== WHAT THIS TASK INVOLVES ==
For the records below, say how many lines contain the string "Make". Give the number only.

Data extracted from a collection
============================================================
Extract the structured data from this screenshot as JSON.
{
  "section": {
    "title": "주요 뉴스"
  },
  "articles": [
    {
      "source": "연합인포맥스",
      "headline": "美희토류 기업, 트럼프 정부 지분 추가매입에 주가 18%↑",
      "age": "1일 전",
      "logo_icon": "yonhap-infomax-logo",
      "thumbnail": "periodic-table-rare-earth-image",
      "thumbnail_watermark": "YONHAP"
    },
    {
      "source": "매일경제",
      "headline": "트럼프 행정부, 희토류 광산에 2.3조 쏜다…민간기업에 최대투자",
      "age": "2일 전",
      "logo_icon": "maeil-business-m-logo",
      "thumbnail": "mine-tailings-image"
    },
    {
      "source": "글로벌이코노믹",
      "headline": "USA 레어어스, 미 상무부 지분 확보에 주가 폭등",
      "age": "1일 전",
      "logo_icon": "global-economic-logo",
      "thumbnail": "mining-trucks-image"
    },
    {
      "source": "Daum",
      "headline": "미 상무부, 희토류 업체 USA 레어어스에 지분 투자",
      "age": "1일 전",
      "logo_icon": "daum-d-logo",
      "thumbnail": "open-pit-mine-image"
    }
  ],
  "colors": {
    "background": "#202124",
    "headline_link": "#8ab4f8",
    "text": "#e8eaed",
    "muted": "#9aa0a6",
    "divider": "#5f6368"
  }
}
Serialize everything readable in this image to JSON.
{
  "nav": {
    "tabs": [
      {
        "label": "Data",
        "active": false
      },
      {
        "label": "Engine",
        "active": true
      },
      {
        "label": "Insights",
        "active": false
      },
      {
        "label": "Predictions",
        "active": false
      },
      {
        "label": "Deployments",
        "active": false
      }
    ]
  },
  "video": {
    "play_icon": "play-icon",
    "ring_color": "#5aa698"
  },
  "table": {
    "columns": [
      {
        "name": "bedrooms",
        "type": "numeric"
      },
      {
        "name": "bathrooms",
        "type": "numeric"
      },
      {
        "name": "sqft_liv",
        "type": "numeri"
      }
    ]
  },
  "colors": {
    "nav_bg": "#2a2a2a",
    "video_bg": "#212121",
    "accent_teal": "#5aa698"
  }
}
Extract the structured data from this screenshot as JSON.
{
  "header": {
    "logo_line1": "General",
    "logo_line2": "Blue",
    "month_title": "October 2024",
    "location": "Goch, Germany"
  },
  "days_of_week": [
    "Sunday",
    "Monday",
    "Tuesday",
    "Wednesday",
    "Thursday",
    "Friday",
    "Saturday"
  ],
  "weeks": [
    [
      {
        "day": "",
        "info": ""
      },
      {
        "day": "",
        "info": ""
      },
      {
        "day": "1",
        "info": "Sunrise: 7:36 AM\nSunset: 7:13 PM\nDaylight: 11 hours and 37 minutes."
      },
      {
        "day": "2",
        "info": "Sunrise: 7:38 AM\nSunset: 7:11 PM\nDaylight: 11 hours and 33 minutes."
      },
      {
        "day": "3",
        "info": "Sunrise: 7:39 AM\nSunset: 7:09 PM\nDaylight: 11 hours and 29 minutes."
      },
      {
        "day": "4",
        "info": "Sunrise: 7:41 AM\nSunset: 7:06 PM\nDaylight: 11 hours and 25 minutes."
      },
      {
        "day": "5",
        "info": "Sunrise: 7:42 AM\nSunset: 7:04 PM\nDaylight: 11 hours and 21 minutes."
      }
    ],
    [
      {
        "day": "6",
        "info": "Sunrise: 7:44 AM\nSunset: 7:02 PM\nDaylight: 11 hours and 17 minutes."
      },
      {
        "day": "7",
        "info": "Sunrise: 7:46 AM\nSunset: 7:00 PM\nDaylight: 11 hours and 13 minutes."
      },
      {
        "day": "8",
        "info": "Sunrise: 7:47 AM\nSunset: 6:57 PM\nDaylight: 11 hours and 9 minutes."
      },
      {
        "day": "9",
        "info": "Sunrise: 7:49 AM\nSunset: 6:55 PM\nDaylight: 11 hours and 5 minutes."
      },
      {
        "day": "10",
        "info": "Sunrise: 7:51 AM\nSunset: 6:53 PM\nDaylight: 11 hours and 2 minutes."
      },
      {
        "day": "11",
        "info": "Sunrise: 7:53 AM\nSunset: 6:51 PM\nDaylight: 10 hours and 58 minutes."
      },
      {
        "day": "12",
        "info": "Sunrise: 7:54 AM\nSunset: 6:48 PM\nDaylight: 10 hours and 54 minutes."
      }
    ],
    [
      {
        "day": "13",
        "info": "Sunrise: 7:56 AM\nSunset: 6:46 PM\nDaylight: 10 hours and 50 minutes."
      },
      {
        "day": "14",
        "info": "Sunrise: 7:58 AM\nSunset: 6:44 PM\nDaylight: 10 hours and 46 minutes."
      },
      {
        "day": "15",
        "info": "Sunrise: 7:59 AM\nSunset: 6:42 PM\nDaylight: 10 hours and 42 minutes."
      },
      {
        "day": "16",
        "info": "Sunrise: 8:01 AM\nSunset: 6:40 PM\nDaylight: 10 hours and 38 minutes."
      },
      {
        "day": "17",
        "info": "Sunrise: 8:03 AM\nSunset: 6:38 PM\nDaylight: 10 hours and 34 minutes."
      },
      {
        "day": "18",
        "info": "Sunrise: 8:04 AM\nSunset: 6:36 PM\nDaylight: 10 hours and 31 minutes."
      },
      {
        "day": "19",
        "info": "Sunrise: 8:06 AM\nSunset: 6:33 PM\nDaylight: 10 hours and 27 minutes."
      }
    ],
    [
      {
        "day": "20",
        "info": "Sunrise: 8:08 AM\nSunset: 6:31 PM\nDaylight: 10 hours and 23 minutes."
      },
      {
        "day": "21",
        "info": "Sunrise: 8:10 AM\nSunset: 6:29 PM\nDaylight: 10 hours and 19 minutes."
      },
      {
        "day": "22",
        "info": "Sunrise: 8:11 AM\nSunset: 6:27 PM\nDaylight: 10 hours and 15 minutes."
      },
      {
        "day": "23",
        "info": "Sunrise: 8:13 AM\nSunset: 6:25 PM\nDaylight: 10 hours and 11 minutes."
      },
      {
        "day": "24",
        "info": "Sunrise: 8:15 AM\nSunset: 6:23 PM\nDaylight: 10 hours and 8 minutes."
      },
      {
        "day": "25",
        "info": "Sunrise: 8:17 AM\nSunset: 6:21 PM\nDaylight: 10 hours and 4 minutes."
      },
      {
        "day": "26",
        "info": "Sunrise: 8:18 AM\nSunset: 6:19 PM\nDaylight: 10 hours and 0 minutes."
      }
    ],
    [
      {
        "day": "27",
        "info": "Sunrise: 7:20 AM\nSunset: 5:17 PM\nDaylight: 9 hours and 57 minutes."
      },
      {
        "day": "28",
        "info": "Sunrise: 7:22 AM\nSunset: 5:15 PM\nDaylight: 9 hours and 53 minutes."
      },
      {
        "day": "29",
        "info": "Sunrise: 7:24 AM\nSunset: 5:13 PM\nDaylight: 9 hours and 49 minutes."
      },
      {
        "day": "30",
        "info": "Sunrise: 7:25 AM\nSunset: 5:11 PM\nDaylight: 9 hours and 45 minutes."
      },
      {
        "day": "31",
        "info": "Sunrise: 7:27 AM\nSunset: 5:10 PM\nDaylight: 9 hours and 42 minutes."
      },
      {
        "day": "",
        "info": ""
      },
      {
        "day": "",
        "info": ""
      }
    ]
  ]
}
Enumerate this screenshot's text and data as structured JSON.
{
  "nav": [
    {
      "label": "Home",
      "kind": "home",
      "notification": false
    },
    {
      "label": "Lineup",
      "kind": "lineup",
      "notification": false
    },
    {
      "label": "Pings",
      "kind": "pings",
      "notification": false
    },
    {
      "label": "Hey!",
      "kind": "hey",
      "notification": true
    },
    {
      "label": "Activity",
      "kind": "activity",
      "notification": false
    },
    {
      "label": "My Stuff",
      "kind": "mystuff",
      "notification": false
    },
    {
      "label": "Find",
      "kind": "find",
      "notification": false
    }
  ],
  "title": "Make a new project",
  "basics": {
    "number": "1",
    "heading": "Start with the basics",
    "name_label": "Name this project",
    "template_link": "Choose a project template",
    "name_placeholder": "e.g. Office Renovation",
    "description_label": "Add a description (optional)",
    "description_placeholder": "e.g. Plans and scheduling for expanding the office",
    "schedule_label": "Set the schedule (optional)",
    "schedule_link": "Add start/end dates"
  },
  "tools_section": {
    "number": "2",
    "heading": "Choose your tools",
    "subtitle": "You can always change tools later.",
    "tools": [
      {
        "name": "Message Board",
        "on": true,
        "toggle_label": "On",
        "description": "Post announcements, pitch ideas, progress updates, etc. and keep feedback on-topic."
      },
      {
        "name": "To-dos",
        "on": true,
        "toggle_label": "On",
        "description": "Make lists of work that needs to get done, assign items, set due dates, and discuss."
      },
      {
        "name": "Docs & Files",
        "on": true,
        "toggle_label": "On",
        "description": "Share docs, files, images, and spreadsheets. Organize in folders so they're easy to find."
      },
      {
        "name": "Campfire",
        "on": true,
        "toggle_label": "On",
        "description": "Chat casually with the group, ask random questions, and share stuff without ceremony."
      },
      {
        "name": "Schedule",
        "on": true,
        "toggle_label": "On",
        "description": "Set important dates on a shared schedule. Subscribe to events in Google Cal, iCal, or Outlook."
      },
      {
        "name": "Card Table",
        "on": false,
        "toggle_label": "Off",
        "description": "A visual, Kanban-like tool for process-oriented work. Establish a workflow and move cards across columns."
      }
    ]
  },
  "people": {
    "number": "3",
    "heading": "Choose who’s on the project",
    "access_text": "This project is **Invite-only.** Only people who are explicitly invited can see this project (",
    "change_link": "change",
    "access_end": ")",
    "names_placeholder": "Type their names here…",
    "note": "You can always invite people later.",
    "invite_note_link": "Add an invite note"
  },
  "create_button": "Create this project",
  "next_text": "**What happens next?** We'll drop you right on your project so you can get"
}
============================================================
== ANSWER TO THE EXERCISE ==
2